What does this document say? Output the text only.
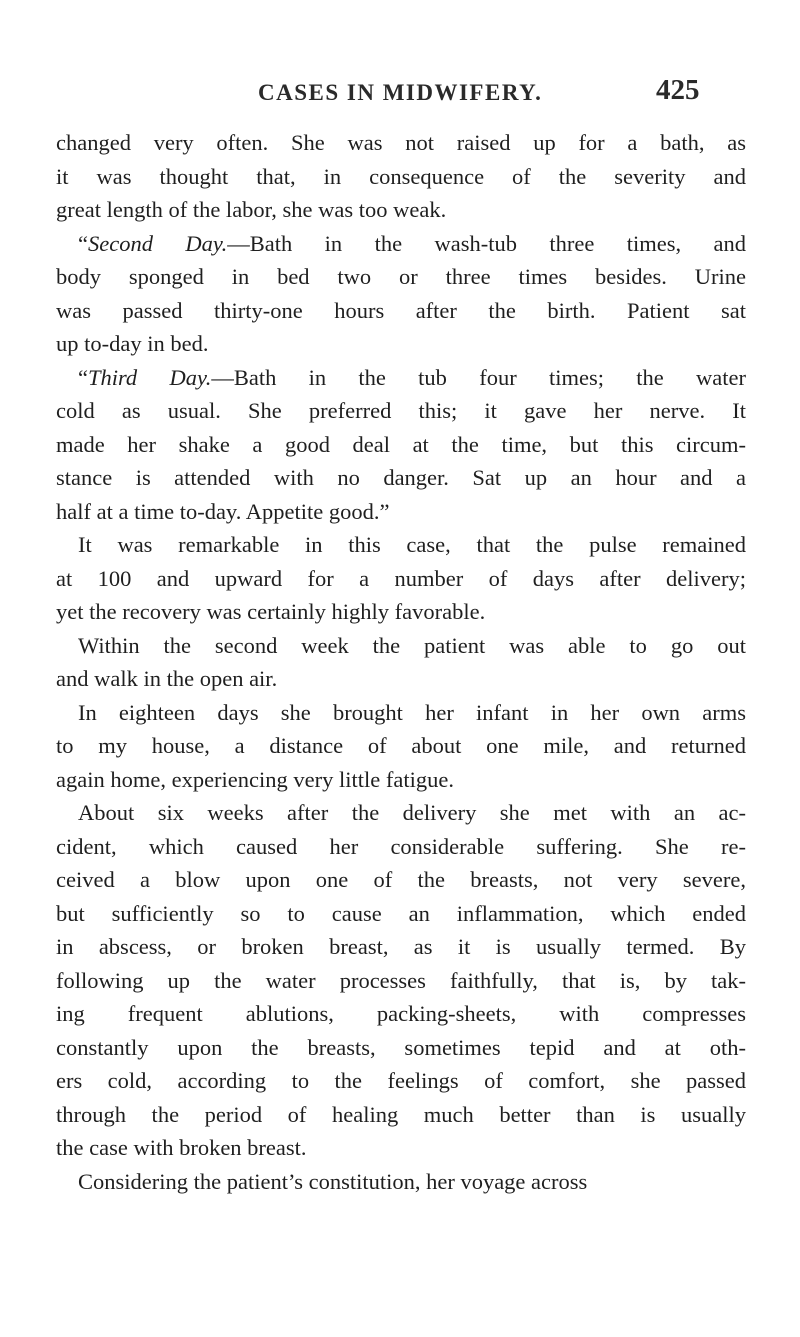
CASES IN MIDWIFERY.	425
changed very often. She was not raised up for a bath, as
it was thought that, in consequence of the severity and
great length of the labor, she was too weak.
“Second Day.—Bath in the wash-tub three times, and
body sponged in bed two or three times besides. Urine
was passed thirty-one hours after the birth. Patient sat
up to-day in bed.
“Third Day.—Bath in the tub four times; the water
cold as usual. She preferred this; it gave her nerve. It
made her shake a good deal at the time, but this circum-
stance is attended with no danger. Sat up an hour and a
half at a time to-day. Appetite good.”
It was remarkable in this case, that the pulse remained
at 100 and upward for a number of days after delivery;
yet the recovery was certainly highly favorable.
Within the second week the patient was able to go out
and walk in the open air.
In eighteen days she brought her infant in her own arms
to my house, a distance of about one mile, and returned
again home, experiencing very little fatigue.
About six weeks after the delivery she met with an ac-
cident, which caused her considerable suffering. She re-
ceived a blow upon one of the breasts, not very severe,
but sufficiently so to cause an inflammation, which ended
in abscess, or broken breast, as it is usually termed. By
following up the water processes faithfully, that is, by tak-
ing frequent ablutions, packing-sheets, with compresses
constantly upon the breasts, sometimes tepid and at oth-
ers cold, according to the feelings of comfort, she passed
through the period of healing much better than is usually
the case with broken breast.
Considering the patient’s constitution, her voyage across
--------------------
> [Set problem] Using the entries above, find all lines with "good". Copy them.

> [Answer to the task]
made her shake a good deal at the time, but this circum-
half at a time to-day. Appetite good.”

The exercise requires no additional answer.